─── Data supplied
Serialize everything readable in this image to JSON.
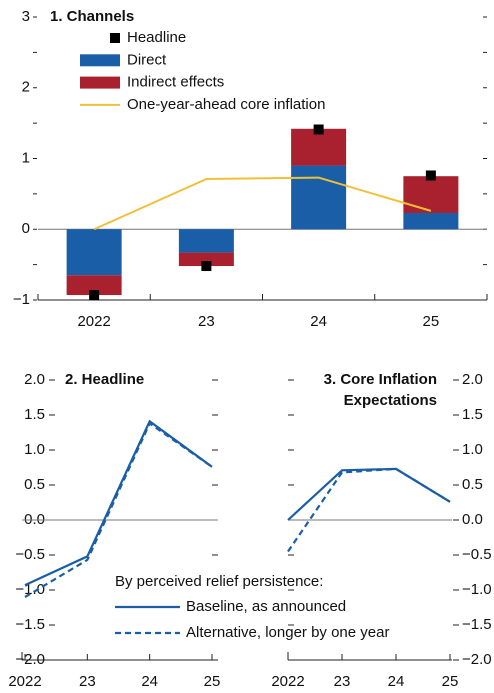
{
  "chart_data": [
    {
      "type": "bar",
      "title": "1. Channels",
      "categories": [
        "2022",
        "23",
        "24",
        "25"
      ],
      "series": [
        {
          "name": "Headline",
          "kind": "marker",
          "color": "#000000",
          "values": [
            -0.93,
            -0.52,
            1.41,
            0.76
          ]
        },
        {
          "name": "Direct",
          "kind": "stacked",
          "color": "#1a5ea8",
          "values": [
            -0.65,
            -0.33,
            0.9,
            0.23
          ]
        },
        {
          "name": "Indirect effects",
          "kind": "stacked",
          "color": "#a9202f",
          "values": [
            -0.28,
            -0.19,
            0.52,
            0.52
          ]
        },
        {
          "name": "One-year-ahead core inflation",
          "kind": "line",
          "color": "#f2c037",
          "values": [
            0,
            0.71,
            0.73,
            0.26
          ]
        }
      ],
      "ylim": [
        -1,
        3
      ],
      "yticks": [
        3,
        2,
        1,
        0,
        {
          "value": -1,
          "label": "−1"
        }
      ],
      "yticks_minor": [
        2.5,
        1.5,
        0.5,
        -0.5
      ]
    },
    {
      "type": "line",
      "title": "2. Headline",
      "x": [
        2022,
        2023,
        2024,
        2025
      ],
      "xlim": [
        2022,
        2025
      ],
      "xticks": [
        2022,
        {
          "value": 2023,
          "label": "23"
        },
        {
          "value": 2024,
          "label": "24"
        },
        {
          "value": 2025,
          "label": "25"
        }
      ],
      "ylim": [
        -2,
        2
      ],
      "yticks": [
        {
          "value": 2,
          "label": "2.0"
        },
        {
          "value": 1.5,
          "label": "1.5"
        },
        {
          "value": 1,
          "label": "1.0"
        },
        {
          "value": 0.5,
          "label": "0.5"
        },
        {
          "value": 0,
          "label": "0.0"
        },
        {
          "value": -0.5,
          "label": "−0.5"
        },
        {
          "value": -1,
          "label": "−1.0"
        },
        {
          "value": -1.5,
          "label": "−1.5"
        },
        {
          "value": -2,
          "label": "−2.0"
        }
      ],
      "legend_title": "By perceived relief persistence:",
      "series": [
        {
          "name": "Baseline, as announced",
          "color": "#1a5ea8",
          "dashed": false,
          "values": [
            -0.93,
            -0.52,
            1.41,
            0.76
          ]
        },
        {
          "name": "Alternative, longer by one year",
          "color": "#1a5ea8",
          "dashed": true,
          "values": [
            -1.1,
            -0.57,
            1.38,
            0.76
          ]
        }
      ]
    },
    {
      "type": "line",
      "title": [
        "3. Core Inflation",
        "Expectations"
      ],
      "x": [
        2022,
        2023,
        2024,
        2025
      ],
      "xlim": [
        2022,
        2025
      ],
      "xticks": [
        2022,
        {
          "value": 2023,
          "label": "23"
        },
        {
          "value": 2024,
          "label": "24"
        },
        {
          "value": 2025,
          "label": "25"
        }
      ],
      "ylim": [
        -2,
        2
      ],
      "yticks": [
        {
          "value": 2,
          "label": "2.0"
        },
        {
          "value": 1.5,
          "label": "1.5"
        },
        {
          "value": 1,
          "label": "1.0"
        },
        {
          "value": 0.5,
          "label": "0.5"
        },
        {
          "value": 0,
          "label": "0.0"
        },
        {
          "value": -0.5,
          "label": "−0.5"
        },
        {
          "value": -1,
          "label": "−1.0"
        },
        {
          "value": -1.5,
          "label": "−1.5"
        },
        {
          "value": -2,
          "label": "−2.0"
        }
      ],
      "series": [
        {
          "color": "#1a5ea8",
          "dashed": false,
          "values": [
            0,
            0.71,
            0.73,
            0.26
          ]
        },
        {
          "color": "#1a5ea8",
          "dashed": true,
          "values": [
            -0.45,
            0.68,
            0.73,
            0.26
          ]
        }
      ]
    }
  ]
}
──────
▸ **To do**:
Would you return the data exactly as written, without the pictures?

▸ **Solved exercise**:
Serialize everything readable in this image to JSON.
{
  "chart_data": [
    {
      "type": "bar",
      "title": "1. Channels",
      "categories": [
        "2022",
        "23",
        "24",
        "25"
      ],
      "series": [
        {
          "name": "Headline",
          "kind": "marker",
          "color": "#000000",
          "values": [
            -0.93,
            -0.52,
            1.41,
            0.76
          ]
        },
        {
          "name": "Direct",
          "kind": "stacked",
          "color": "#1a5ea8",
          "values": [
            -0.65,
            -0.33,
            0.9,
            0.23
          ]
        },
        {
          "name": "Indirect effects",
          "kind": "stacked",
          "color": "#a9202f",
          "values": [
            -0.28,
            -0.19,
            0.52,
            0.52
          ]
        },
        {
          "name": "One-year-ahead core inflation",
          "kind": "line",
          "color": "#f2c037",
          "values": [
            0,
            0.71,
            0.73,
            0.26
          ]
        }
      ],
      "ylim": [
        -1,
        3
      ],
      "yticks": [
        3,
        2,
        1,
        0,
        {
          "value": -1,
          "label": "−1"
        }
      ],
      "yticks_minor": [
        2.5,
        1.5,
        0.5,
        -0.5
      ]
    },
    {
      "type": "line",
      "title": "2. Headline",
      "x": [
        2022,
        2023,
        2024,
        2025
      ],
      "xlim": [
        2022,
        2025
      ],
      "xticks": [
        2022,
        {
          "value": 2023,
          "label": "23"
        },
        {
          "value": 2024,
          "label": "24"
        },
        {
          "value": 2025,
          "label": "25"
        }
      ],
      "ylim": [
        -2,
        2
      ],
      "yticks": [
        {
          "value": 2,
          "label": "2.0"
        },
        {
          "value": 1.5,
          "label": "1.5"
        },
        {
          "value": 1,
          "label": "1.0"
        },
        {
          "value": 0.5,
          "label": "0.5"
        },
        {
          "value": 0,
          "label": "0.0"
        },
        {
          "value": -0.5,
          "label": "−0.5"
        },
        {
          "value": -1,
          "label": "−1.0"
        },
        {
          "value": -1.5,
          "label": "−1.5"
        },
        {
          "value": -2,
          "label": "−2.0"
        }
      ],
      "legend_title": "By perceived relief persistence:",
      "series": [
        {
          "name": "Baseline, as announced",
          "color": "#1a5ea8",
          "dashed": false,
          "values": [
            -0.93,
            -0.52,
            1.41,
            0.76
          ]
        },
        {
          "name": "Alternative, longer by one year",
          "color": "#1a5ea8",
          "dashed": true,
          "values": [
            -1.1,
            -0.57,
            1.38,
            0.76
          ]
        }
      ]
    },
    {
      "type": "line",
      "title": [
        "3. Core Inflation",
        "Expectations"
      ],
      "x": [
        2022,
        2023,
        2024,
        2025
      ],
      "xlim": [
        2022,
        2025
      ],
      "xticks": [
        2022,
        {
          "value": 2023,
          "label": "23"
        },
        {
          "value": 2024,
          "label": "24"
        },
        {
          "value": 2025,
          "label": "25"
        }
      ],
      "ylim": [
        -2,
        2
      ],
      "yticks": [
        {
          "value": 2,
          "label": "2.0"
        },
        {
          "value": 1.5,
          "label": "1.5"
        },
        {
          "value": 1,
          "label": "1.0"
        },
        {
          "value": 0.5,
          "label": "0.5"
        },
        {
          "value": 0,
          "label": "0.0"
        },
        {
          "value": -0.5,
          "label": "−0.5"
        },
        {
          "value": -1,
          "label": "−1.0"
        },
        {
          "value": -1.5,
          "label": "−1.5"
        },
        {
          "value": -2,
          "label": "−2.0"
        }
      ],
      "series": [
        {
          "color": "#1a5ea8",
          "dashed": false,
          "values": [
            0,
            0.71,
            0.73,
            0.26
          ]
        },
        {
          "color": "#1a5ea8",
          "dashed": true,
          "values": [
            -0.45,
            0.68,
            0.73,
            0.26
          ]
        }
      ]
    }
  ]
}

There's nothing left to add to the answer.